Читаем Годы в броне полностью

Одна из крупных фашистских частей, в составе которой оказались артиллерия и танки, прорвалась к зоологическому саду, обошла железнодорожную станцию Савиньиплац и рванулась на запад - в направлении вокзала Шарлотенбург и станции Весткройц. К этой группе активно присоединились гитлеровцы, выбравшиеся из метро. Пытаясь вырваться из петли, они с остервенением набрасывались на наши передовые подразделения.

Остаток дня и всю ночь до утра шли ожесточенные стычки. На маленький участок фронта были брошены наши танки и вся артиллерия. Вот когда мы от всего сердца благодарили нашу пехоту за самоотверженность. Вот когда до конца поняли, как кстати оказались рядом стрелковые дивизии из 28-й армии генерал-лейтенанта А. А. Лучинского. В те часы каждый танкист готов был стать на колени перед царицей полей - ведь пехотинцы являлись для нас настоящими ангелами-хранителями.

Гитлеровцам не удалось вырваться из Берлина, и они метались в этой мышеловке, чувствуя приближение конца. А между тем в район Потсдама уже вышли прорвавшиеся с юга войска 4-й танковой армии генерала Д. Д. Лелюшенко, а с севера - соединения 47-й армии генерала Ф. И. Перхоровича, входившие в состав 1-го Белорусского фронта. Это означало, что, если даже фашисты прорвутся на нашем участке, они все равно останутся в котле.

С группой автоматчиков, разведчиков, офицеров штаба я с трудом пробирался на танке к батальонам 55-й бригады. Именно тогда на одной из улиц мы увидели разлагающиеся трупы трех повешенных немецких солдат. Дощечка, прибитая к виселице, гласила:

"Повешены за трусость. Такая кара постигнет всех, кто не захочет защищать фатерланд. 25 апреля 1945 года".

Кто-то из танкистов хотел обрезать веревку. Я категорически запретил делать это. Пускай немцы увидят своих казненных соотечественников, пускай еще и еще раз задумаются над тем, куда девалось "единство немецкой нации", о котором на весь свет трубила нацистская пропаганда.

Мы двинулись дальше. На улицы фашистской столицы опускались тяжелые сумерки, пропитанные дымом, гарью и кровью...

> **Перечень записей**:

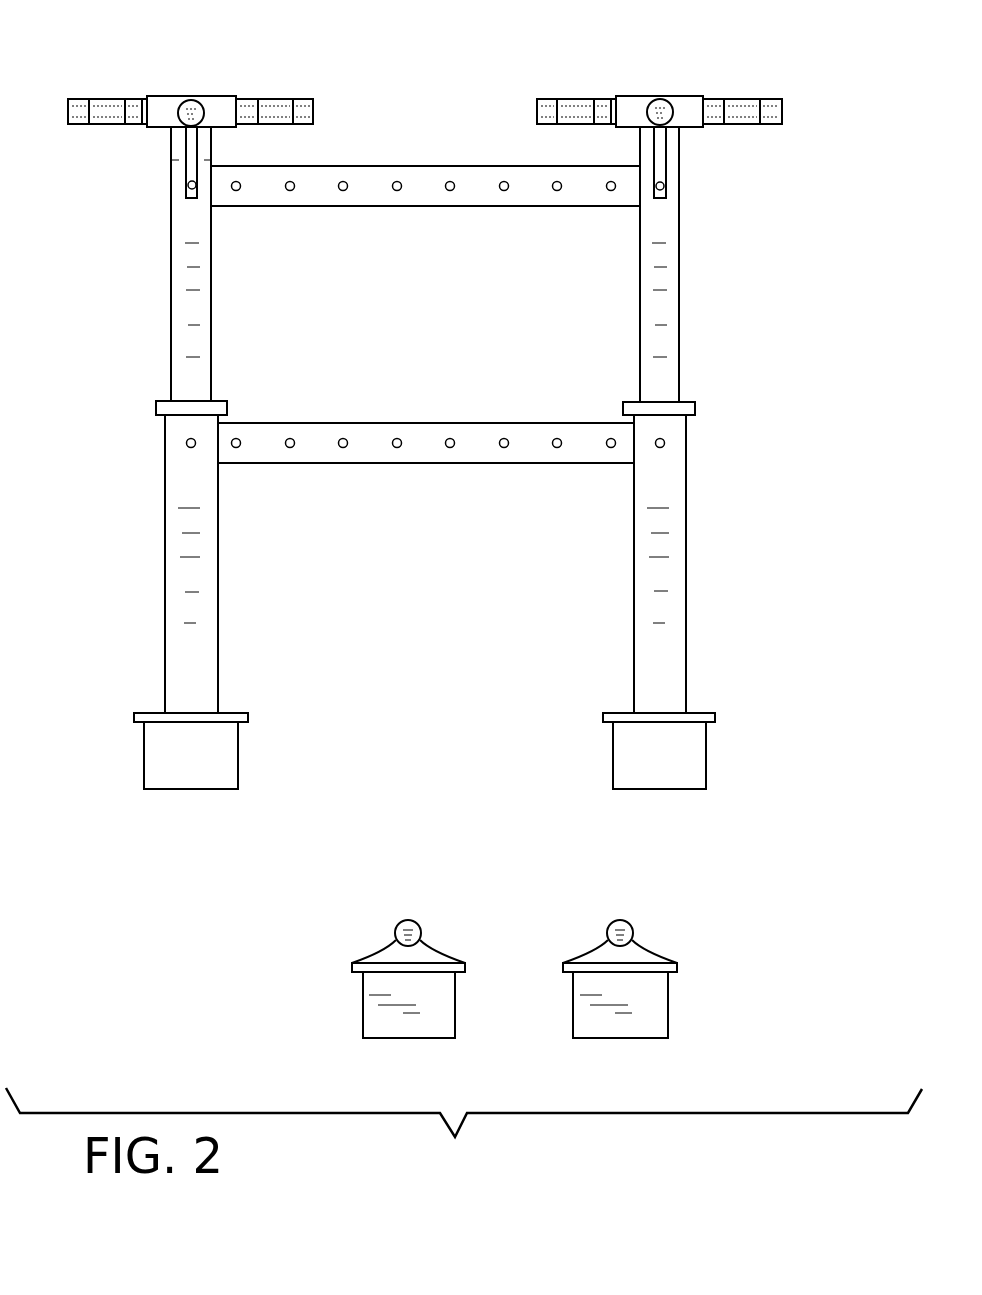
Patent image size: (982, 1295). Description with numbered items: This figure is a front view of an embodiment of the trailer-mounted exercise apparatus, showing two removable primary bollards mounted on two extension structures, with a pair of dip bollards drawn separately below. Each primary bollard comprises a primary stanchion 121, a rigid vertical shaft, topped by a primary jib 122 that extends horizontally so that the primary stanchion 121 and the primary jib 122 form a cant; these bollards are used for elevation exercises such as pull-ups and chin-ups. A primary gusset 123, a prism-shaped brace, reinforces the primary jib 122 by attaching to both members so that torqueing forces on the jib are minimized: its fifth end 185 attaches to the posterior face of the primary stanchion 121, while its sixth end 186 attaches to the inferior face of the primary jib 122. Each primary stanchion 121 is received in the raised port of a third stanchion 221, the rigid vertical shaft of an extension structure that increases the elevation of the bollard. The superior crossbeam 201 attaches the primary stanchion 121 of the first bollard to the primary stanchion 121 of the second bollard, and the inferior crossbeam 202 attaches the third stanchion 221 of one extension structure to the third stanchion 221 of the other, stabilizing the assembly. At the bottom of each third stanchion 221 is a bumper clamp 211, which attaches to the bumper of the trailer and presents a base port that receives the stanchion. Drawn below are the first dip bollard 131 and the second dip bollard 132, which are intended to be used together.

The primary stanchion 121 is at (202, 340).
The primary jib 122 is at (160, 100).
The primary gusset 123 is at (193, 154).
The first dip bollard 131 is at (448, 943).
The second dip bollard 132 is at (652, 932).
The fifth end 185 is at (187, 200).
The sixth end 186 is at (187, 137).
The superior crossbeam 201 is at (418, 197).
The inferior crossbeam 202 is at (391, 455).
The bumper clamp 211 is at (223, 757).
The third stanchion 221 is at (208, 577).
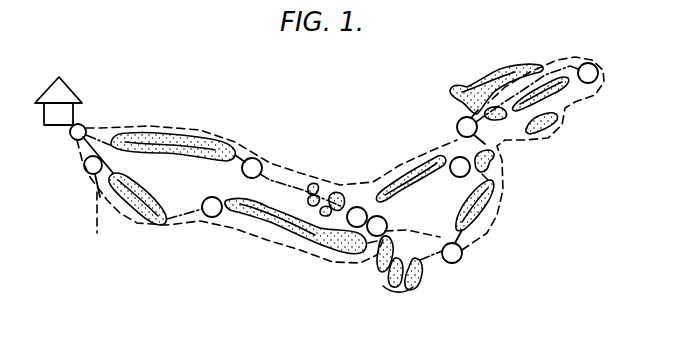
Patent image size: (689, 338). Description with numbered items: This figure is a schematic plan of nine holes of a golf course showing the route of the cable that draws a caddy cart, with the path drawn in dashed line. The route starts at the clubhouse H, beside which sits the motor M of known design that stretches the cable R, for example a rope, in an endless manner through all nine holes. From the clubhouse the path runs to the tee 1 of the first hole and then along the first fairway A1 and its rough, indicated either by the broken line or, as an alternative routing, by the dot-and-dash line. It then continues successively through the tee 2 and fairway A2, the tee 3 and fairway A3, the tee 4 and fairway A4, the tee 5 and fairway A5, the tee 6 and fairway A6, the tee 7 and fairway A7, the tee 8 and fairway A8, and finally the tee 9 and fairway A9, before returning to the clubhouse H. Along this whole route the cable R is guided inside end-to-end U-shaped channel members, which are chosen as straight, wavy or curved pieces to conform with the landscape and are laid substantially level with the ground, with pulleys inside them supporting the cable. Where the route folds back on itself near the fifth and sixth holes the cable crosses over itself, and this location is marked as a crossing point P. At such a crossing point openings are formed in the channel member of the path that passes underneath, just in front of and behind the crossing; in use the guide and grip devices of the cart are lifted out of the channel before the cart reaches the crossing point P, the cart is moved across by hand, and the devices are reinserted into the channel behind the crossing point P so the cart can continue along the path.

The clubhouse H is at (61, 98).
The motor M is at (86, 123).
The cable R is at (137, 223).
The crossing point P is at (507, 143).
The tee 1 is at (98, 167).
The tee 2 is at (212, 207).
The tee 3 is at (377, 226).
The tee 4 is at (452, 246).
The tee 5 is at (471, 127).
The tee 6 is at (588, 73).
The tee 7 is at (460, 167).
The tee 8 is at (357, 217).
The tee 9 is at (248, 166).
The fairway A1 is at (137, 198).
The fairway A2 is at (296, 232).
The fairway A3 is at (401, 264).
The fairway A4 is at (491, 205).
The fairway A5 is at (496, 85).
The fairway A6 is at (538, 105).
The fairway A7 is at (410, 171).
The fairway A8 is at (326, 185).
The fairway A9 is at (173, 137).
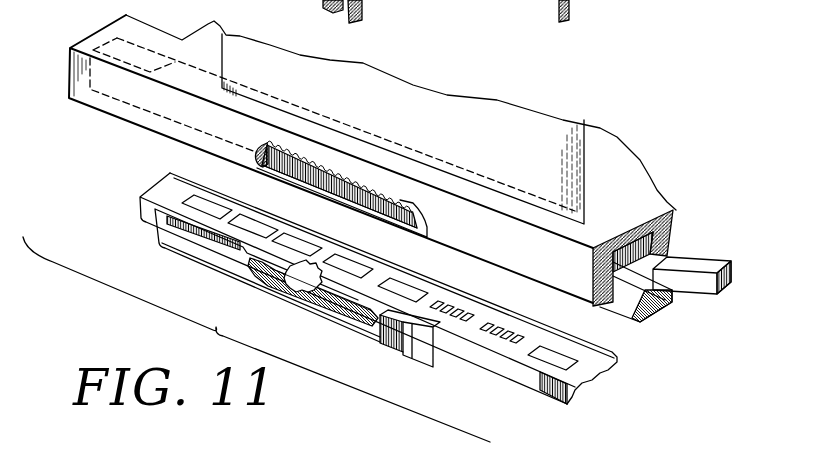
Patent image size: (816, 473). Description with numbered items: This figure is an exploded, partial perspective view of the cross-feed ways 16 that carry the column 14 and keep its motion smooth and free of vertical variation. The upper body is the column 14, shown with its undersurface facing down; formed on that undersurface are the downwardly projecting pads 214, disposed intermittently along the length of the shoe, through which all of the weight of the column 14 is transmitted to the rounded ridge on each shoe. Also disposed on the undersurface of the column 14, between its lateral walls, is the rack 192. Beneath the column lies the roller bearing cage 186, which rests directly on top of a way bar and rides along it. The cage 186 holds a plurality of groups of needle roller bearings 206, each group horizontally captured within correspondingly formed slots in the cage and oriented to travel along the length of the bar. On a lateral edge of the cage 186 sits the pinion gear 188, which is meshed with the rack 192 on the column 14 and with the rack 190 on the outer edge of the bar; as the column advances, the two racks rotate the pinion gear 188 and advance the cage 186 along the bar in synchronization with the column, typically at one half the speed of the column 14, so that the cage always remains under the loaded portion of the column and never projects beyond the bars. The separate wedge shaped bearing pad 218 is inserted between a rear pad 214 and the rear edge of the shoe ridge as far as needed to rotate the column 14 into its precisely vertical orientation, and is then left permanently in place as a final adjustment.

The column 14 is at (389, 117).
The ways 16 is at (128, 153).
The roller bearing cage 186 is at (497, 342).
The pinion gear 188 is at (283, 283).
The rack 190 is at (358, 325).
The rack 192 is at (363, 176).
The needle roller bearings 206 is at (460, 311).
The pads 214 is at (110, 44).
The wedge shaped bearing pad 218 is at (703, 262).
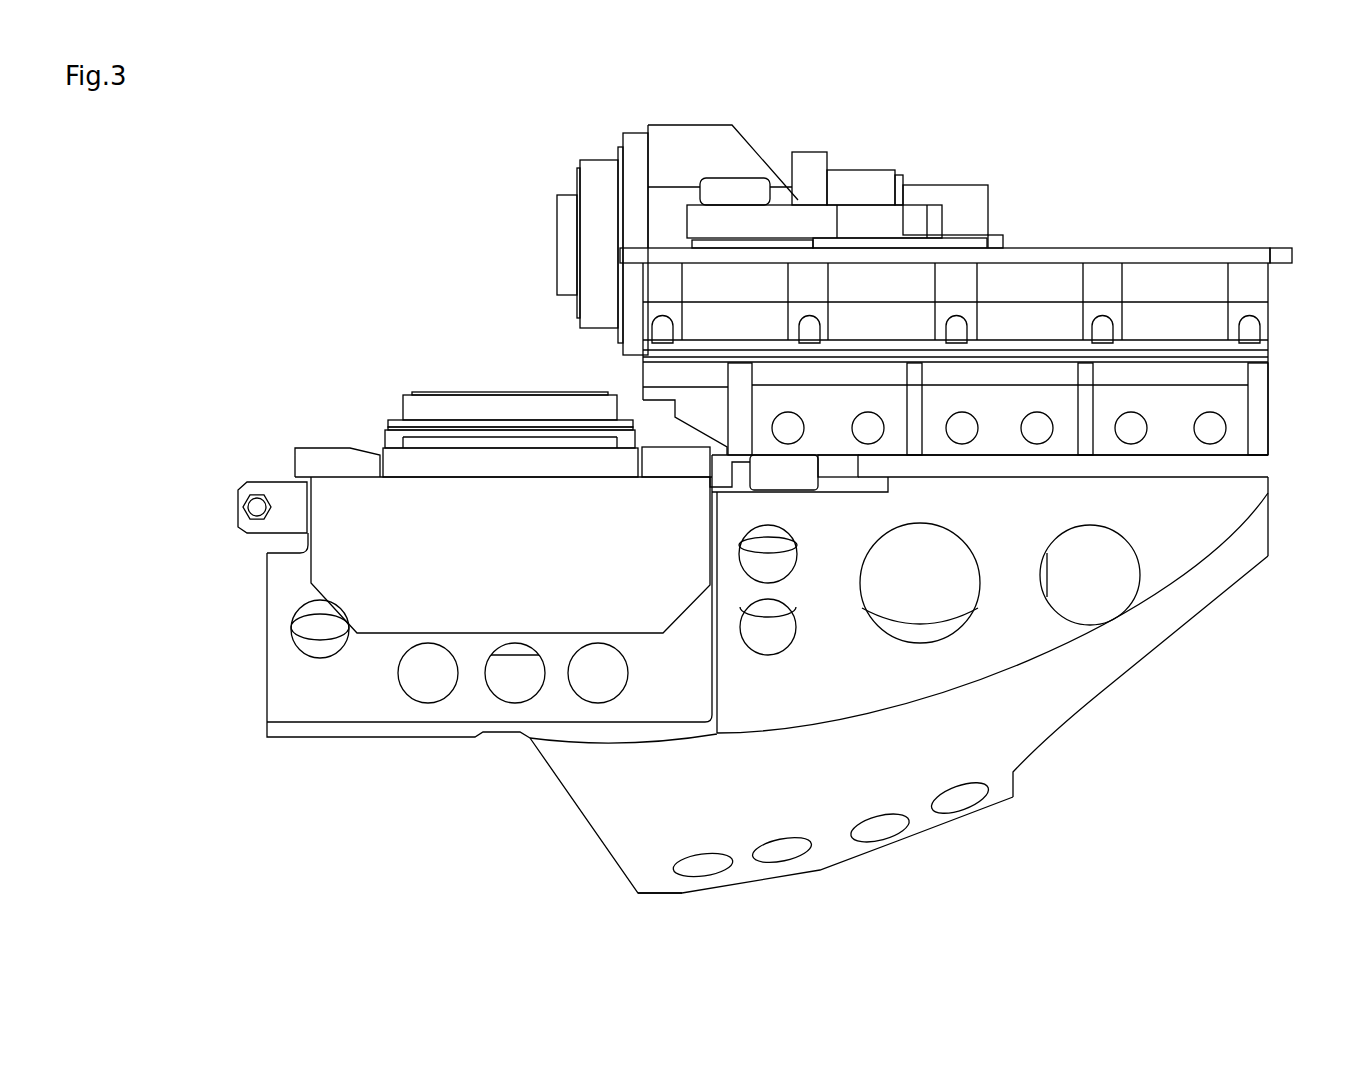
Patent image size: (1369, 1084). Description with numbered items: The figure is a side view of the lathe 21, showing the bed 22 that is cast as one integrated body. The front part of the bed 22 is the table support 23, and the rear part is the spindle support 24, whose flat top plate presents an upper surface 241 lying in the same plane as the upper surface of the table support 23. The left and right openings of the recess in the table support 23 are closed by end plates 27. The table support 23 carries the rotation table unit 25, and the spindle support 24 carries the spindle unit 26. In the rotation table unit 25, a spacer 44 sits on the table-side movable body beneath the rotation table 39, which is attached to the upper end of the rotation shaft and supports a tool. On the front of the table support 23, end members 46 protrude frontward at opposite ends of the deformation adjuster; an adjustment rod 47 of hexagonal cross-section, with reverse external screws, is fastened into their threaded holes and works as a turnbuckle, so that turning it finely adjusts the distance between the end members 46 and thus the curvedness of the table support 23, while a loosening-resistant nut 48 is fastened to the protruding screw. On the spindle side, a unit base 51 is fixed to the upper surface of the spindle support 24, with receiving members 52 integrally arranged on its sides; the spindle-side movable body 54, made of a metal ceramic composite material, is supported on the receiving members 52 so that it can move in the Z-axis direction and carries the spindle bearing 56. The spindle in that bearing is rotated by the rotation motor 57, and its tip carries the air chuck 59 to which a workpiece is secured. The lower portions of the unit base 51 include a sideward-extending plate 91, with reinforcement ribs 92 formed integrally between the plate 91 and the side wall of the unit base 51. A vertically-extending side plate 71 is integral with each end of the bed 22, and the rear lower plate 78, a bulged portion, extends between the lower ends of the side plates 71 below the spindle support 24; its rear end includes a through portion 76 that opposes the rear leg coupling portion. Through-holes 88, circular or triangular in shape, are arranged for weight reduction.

The lathe 21 is at (1191, 194).
The bed 22 is at (929, 710).
The table support 23 is at (455, 593).
The spindle support 24 is at (1255, 568).
The rotation table unit 25 is at (446, 389).
The spindle unit 26 is at (966, 184).
The end plate 27 is at (668, 618).
The rotation table 39 is at (530, 392).
The spacer 44 is at (580, 478).
The end member 46 is at (245, 486).
The adjustment rod 47 is at (250, 512).
The nut 48 is at (248, 505).
The unit base 51 is at (1270, 373).
The receiving member 52 is at (1268, 285).
The spindle-side movable body 54 is at (680, 126).
The spindle bearing 56 is at (815, 152).
The rotation motor 57 is at (987, 206).
The air chuck 59 is at (557, 220).
The side plate 71 is at (1042, 648).
The through portion 76 is at (1105, 693).
The rear lower plate 78 is at (655, 882).
The through-hole 88 is at (800, 423).
The plate 91 is at (1208, 468).
The reinforcement rib 92 is at (1258, 407).
The upper surface 241 is at (1242, 475).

> **Краткое задание 1**:
Перепишите дословно строки записей, начиная со строки, содержащей «Patent image size: (816, 473).», и заканчивая строкой, содержащей «The wedge shaped», включительно.
> **Краткое задание 2**:
Продолжите текст о боях в Берлине, начав сразу после его последней фразы.

> **Ответ 1**:
Patent image size: (816, 473). Description with numbered items: This figure is an exploded, partial perspective view of the cross-feed ways 16 that carry the column 14 and keep its motion smooth and free of vertical variation. The upper body is the column 14, shown with its undersurface facing down; formed on that undersurface are the downwardly projecting pads 214, disposed intermittently along the length of the shoe, through which all of the weight of the column 14 is transmitted to the rounded ridge on each shoe. Also disposed on the undersurface of the column 14, between its lateral walls, is the rack 192. Beneath the column lies the roller bearing cage 186, which rests directly on top of a way bar and rides along it. The cage 186 holds a plurality of groups of needle roller bearings 206, each group horizontally captured within correspondingly formed slots in the cage and oriented to travel along the length of the bar. On a lateral edge of the cage 186 sits the pinion gear 188, which is meshed with the rack 192 on the column 14 and with the rack 190 on the outer edge of the bar; as the column advances, the two racks rotate the pinion gear 188 and advance the cage 186 along the bar in synchronization with the column, typically at one half the speed of the column 14, so that the cage always remains under the loaded portion of the column and never projects beyond the bars. The separate wedge shaped bearing pad 218 is inserted between a rear pad 214 and the rear edge of the shoe ridge as far as needed to rotate the column 14 into its precisely vertical orientation, and is then left permanently in place as a final adjustment.

The column 14 is at (389, 117).
The ways 16 is at (128, 153).
The roller bearing cage 186 is at (497, 342).
The pinion gear 188 is at (283, 283).
The rack 190 is at (358, 325).
The rack 192 is at (363, 176).
The needle roller bearings 206 is at (460, 311).
The pads 214 is at (110, 44).
The wedge shaped bearing pad 218 is at (703, 262).

> **Ответ 2**:
В Берлине кончался очередной день войны. К вечеру мы получили сразу два довольно противоречивых распоряжения. Начальник штаба корпуса полковник Г. С. Пузанков приказывал приостановить наступление бригады в направлении зоологического сада. А командир корпуса генерал В. В. Новиков, наоборот, требовал по радио, чтобы мы решительно наступали в том же направлении.

На наше счастье, город окутала ночь. Мы решили воспользоваться ею: подтянули тылы, собрали разбросанные батальоны, расставили артиллерийские дивизионы.

Всю ночь проблуждал по Берлину офицер связи из штаба корпуса, который должен был доставить письменный приказ генерала Новикова, а распоряжение было срочное, важное. Мне было приказано оттянуть бригаду от железнодорожной станции Савиньиплац. Менялось направление действий, изменялись границы участков. Все это надо было осуществить еще в первой половине ночи. А что я мог предпринять теперь? Ночь была на исходе. Выполнение приказа оказалось под угрозой срыва.

Я мог наказать офицера связи за несвоевременную доставку приказа. Но передо мной был человек, еле державшийся на ногах, хлебнувший немало горя за прошедшие сутки. Всю ночь он метался на броневичке по улицам и переулкам чужого города. Попадал в другие части, даже влетел в лапы к неприятелю, но чудом спасся и все-таки добрался до штаба бригады. Выслушав его одиссею, я велел накормить офицера, дать ему отоспаться.

Чтобы хоть в какой-то мере восполнить упущенное, требовались четкая распорядительность и решительность действий. Поэтому уже через несколько минут я, отдав необходимые указания штабу, направился в батальоны. Добирался до них, как говорят, на чем придется: сначала на "виллисе", потом пересел в танк, а в завершение пришлось даже пробираться вперед перебежками от дома к дому.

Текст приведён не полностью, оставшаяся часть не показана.